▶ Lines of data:
* start *
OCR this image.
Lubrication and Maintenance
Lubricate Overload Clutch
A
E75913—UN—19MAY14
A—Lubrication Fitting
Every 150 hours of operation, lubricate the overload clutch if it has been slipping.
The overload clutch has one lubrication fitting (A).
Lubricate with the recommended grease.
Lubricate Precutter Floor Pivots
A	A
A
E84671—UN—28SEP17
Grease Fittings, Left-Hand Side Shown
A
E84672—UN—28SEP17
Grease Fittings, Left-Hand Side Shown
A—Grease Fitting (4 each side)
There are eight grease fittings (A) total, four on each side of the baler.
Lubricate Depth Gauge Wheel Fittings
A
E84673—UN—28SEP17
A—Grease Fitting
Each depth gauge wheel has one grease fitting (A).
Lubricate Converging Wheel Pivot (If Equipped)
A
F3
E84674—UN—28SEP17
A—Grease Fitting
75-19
* end *
▶ EXERCISE INSTRUCTIONS: Please repeat the material above, word for word and in full.

▶ THE ANSWER:
OCR this image.
Lubrication and Maintenance
Lubricate Overload Clutch
A
E75913—UN—19MAY14
A—Lubrication Fitting
Every 150 hours of operation, lubricate the overload clutch if it has been slipping.
The overload clutch has one lubrication fitting (A).
Lubricate with the recommended grease.
Lubricate Precutter Floor Pivots
A	A
A
E84671—UN—28SEP17
Grease Fittings, Left-Hand Side Shown
A
E84672—UN—28SEP17
Grease Fittings, Left-Hand Side Shown
A—Grease Fitting (4 each side)
There are eight grease fittings (A) total, four on each side of the baler.
Lubricate Depth Gauge Wheel Fittings
A
E84673—UN—28SEP17
A—Grease Fitting
Each depth gauge wheel has one grease fitting (A).
Lubricate Converging Wheel Pivot (If Equipped)
A
F3
E84674—UN—28SEP17
A—Grease Fitting
75-19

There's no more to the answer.